→ **THE TASK**:
Scan the records below. List lines holding "como".

→ **INPUT RECORDS**:
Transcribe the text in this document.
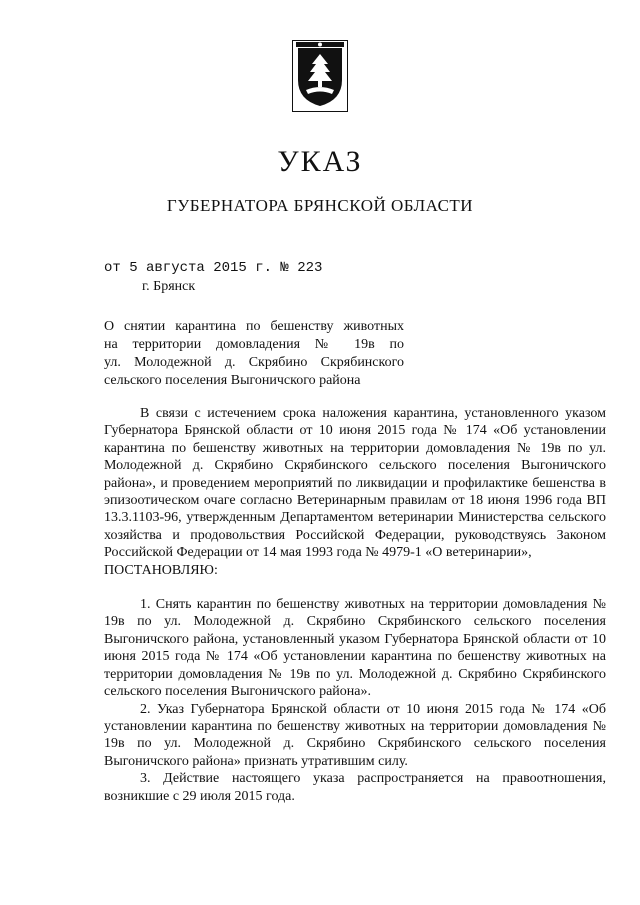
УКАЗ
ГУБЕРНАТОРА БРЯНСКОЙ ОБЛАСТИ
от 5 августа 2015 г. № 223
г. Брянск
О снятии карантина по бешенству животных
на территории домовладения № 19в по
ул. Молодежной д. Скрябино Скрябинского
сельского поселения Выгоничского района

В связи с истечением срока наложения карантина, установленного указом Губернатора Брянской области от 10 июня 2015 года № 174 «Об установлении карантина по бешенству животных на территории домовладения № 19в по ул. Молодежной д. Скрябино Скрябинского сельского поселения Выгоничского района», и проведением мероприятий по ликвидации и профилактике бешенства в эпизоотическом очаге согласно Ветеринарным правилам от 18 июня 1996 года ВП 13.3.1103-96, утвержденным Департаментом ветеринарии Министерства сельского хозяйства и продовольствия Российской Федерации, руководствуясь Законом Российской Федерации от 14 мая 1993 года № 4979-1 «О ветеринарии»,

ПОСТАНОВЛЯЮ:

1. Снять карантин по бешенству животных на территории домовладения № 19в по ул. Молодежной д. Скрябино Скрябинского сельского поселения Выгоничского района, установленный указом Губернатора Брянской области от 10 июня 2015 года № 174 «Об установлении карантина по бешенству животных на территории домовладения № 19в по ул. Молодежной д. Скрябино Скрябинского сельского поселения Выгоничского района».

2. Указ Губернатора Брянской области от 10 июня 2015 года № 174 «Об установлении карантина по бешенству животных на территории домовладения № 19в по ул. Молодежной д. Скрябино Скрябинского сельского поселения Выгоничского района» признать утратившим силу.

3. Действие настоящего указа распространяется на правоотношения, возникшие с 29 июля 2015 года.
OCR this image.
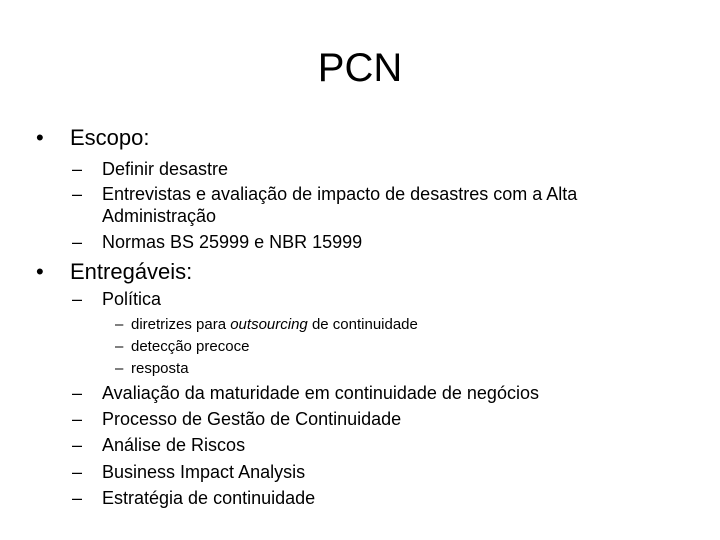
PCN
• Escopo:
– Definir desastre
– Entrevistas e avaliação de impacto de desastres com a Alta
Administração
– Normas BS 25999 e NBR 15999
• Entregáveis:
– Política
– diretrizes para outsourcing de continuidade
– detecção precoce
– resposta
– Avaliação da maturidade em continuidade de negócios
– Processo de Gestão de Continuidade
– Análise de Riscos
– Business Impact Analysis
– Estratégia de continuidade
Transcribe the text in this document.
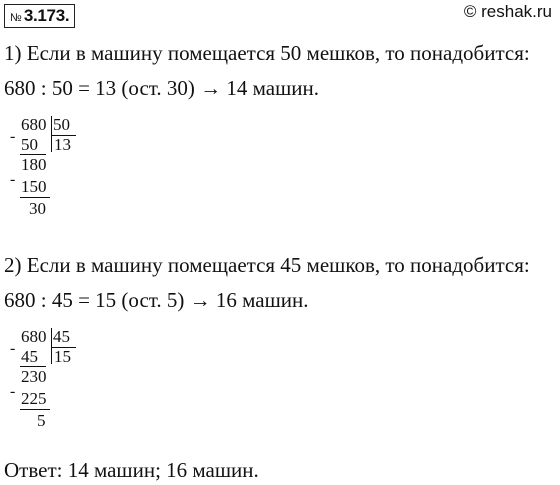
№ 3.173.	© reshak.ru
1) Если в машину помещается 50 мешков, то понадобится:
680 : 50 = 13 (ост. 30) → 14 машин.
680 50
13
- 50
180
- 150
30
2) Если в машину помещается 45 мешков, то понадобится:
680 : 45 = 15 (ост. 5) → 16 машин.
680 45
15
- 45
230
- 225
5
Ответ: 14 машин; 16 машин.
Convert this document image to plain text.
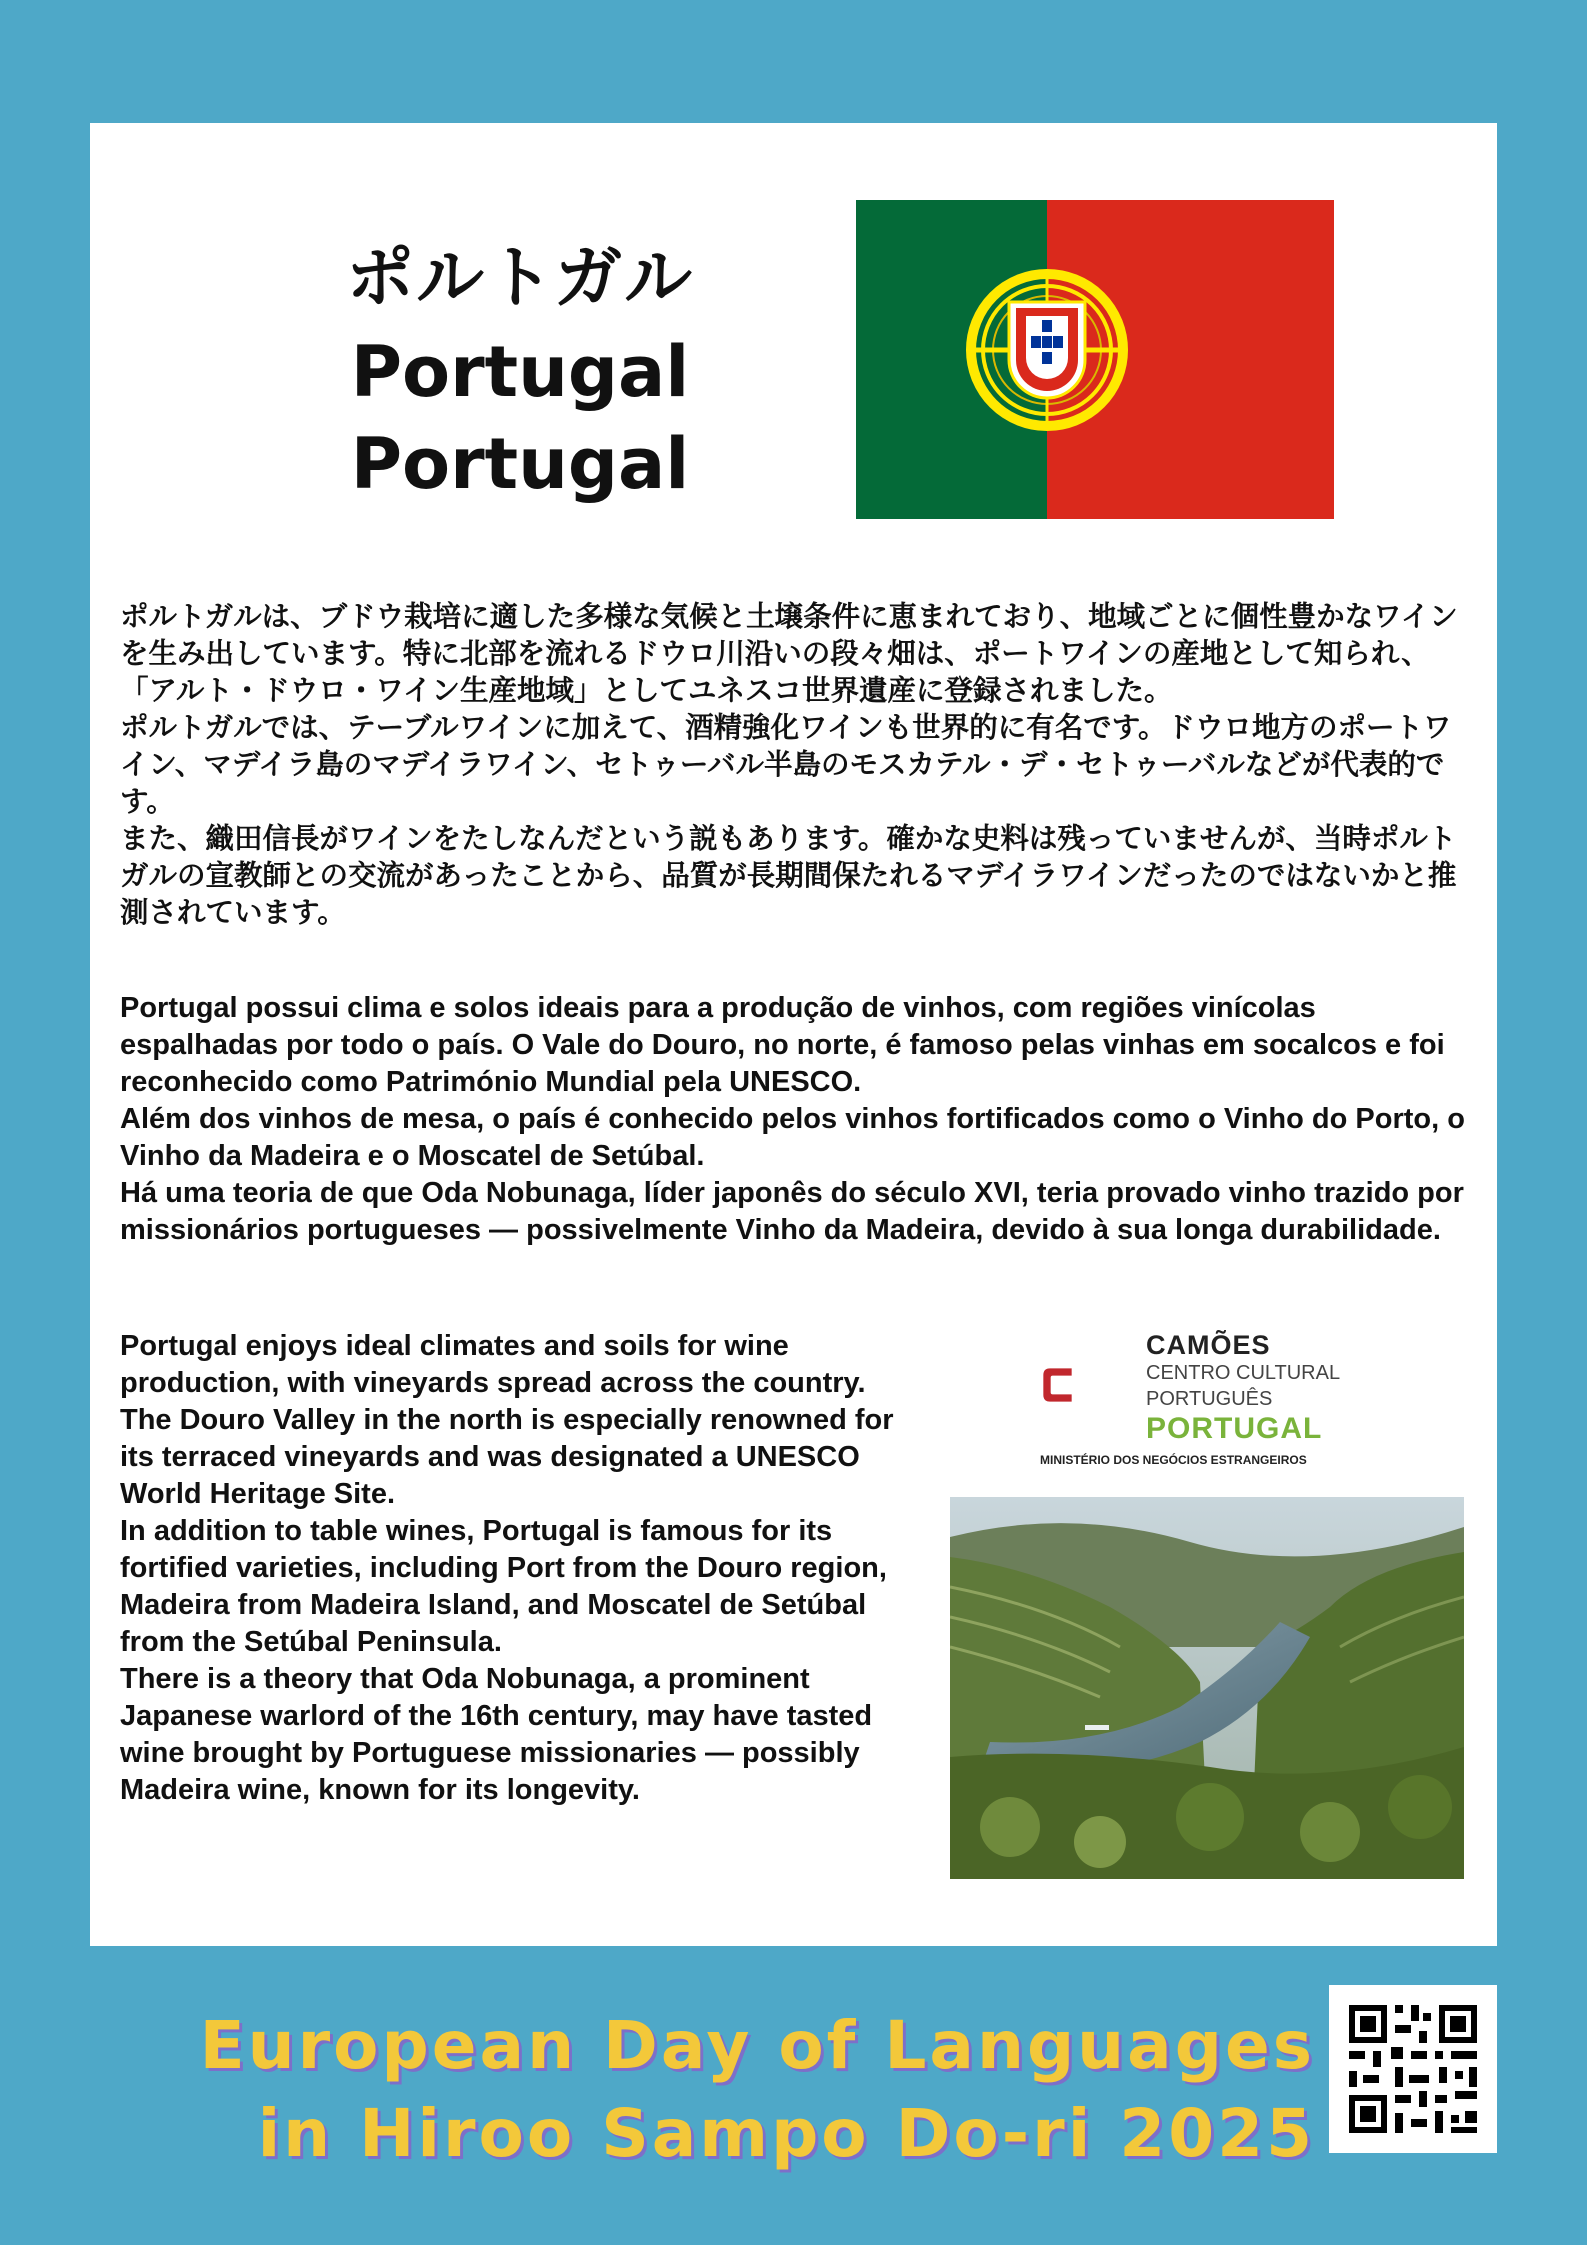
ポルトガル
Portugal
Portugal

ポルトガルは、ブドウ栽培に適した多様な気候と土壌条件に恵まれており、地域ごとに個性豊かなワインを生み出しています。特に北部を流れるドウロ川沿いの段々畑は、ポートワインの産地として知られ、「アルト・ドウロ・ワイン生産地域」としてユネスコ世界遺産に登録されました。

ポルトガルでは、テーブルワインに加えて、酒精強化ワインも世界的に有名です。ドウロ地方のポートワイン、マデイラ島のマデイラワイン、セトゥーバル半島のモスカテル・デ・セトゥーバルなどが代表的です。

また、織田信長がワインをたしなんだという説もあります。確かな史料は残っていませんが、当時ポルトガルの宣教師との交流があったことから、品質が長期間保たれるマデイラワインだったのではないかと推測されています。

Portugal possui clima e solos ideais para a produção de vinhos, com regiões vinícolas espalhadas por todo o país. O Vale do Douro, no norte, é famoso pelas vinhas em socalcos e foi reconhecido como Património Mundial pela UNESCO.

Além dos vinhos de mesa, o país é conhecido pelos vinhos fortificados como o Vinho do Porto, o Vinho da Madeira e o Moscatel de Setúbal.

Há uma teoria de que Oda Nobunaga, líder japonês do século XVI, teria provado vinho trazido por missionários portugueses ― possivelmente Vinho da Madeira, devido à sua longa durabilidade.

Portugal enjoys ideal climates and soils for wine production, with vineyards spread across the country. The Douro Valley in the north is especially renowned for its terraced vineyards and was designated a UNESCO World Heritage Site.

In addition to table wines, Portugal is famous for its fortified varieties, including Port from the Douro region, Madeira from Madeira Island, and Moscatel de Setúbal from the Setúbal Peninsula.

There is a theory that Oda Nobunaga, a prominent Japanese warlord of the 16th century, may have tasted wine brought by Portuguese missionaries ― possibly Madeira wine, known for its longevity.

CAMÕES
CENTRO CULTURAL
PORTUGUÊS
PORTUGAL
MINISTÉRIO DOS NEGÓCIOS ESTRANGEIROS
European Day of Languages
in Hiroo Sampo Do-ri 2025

→ **RIGHT ANSWER**:
Portugal possui clima e solos ideais para a produção de vinhos, com regiões vinícolas espalhadas por todo o país. O Vale do Douro, no norte, é famoso pelas vinhas em socalcos e foi reconhecido como Património Mundial pela UNESCO.
Além dos vinhos de mesa, o país é conhecido pelos vinhos fortificados como o Vinho do Porto, o Vinho da Madeira e o Moscatel de Setúbal.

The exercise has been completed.